> DATASET:
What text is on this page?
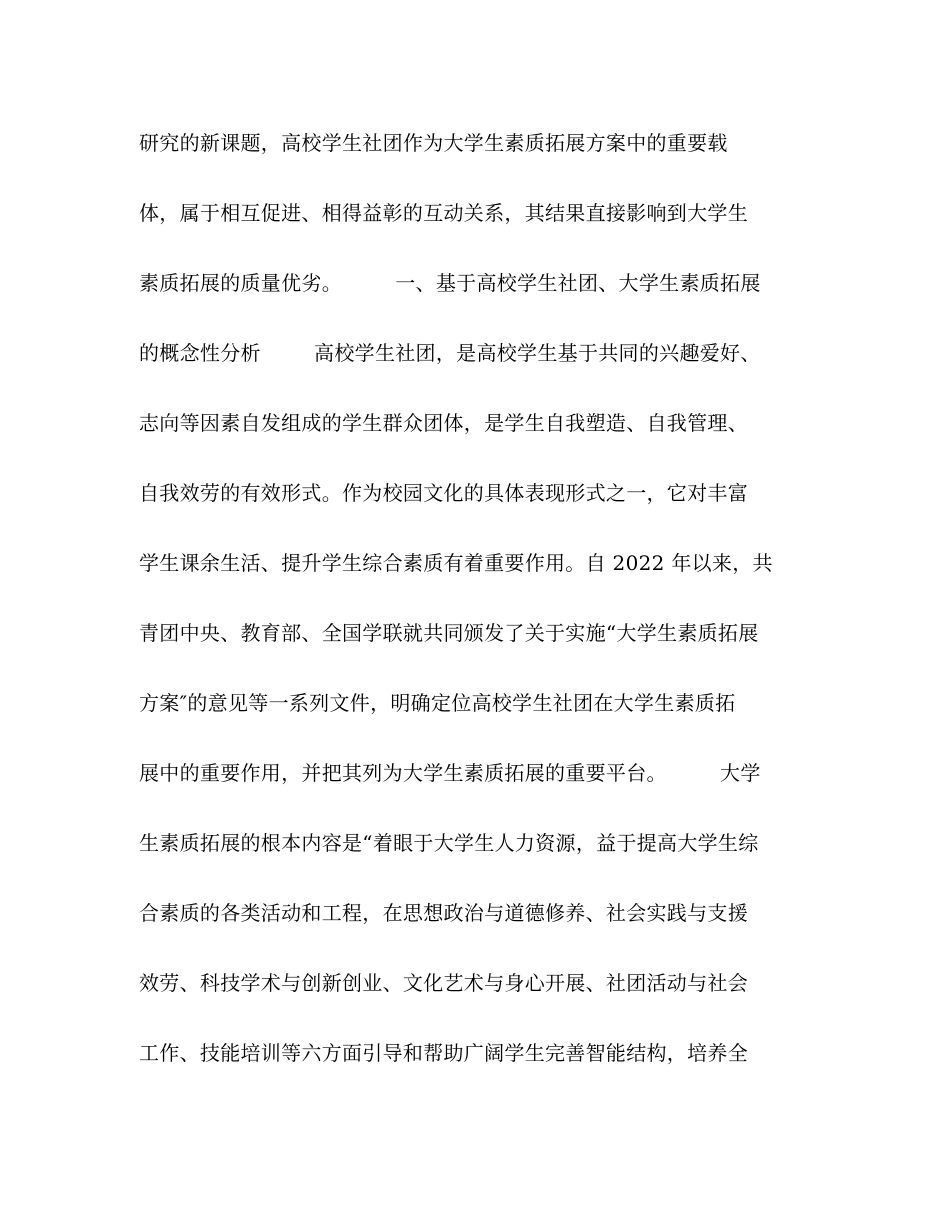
研究的新课题，高校学生社团作为大学生素质拓展方案中的重要载
体，属于相互促进、相得益彰的互动关系，其结果直接影响到大学生
素质拓展的质量优劣。        一、基于高校学生社团、大学生素质拓展
的概念性分析        高校学生社团，是高校学生基于共同的兴趣爱好、
志向等因素自发组成的学生群众团体，是学生自我塑造、自我管理、
自我效劳的有效形式。作为校园文化的具体表现形式之一，它对丰富
学生课余生活、提升学生综合素质有着重要作用。自 2022 年以来，共
青团中央、教育部、全国学联就共同颁发了关于实施“大学生素质拓展
方案″的意见等一系列文件，明确定位高校学生社团在大学生素质拓
展中的重要作用，并把其列为大学生素质拓展的重要平台。        大学
生素质拓展的根本内容是“着眼于大学生人力资源，益于提高大学生综
合素质的各类活动和工程，在思想政治与道德修养、社会实践与支援
效劳、科技学术与创新创业、文化艺术与身心开展、社团活动与社会
工作、技能培训等六方面引导和帮助广阔学生完善智能结构，培养全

> YOUR INSTRUCTIONS: Give the data above again in full and unchanged, skipping the pictures.

> WRITTEN ANSWER:
What text is on this page?
研究的新课题，高校学生社团作为大学生素质拓展方案中的重要载
体，属于相互促进、相得益彰的互动关系，其结果直接影响到大学生
素质拓展的质量优劣。        一、基于高校学生社团、大学生素质拓展
的概念性分析        高校学生社团，是高校学生基于共同的兴趣爱好、
志向等因素自发组成的学生群众团体，是学生自我塑造、自我管理、
自我效劳的有效形式。作为校园文化的具体表现形式之一，它对丰富
学生课余生活、提升学生综合素质有着重要作用。自 2022 年以来，共
青团中央、教育部、全国学联就共同颁发了关于实施“大学生素质拓展
方案″的意见等一系列文件，明确定位高校学生社团在大学生素质拓
展中的重要作用，并把其列为大学生素质拓展的重要平台。        大学
生素质拓展的根本内容是“着眼于大学生人力资源，益于提高大学生综
合素质的各类活动和工程，在思想政治与道德修养、社会实践与支援
效劳、科技学术与创新创业、文化艺术与身心开展、社团活动与社会
工作、技能培训等六方面引导和帮助广阔学生完善智能结构，培养全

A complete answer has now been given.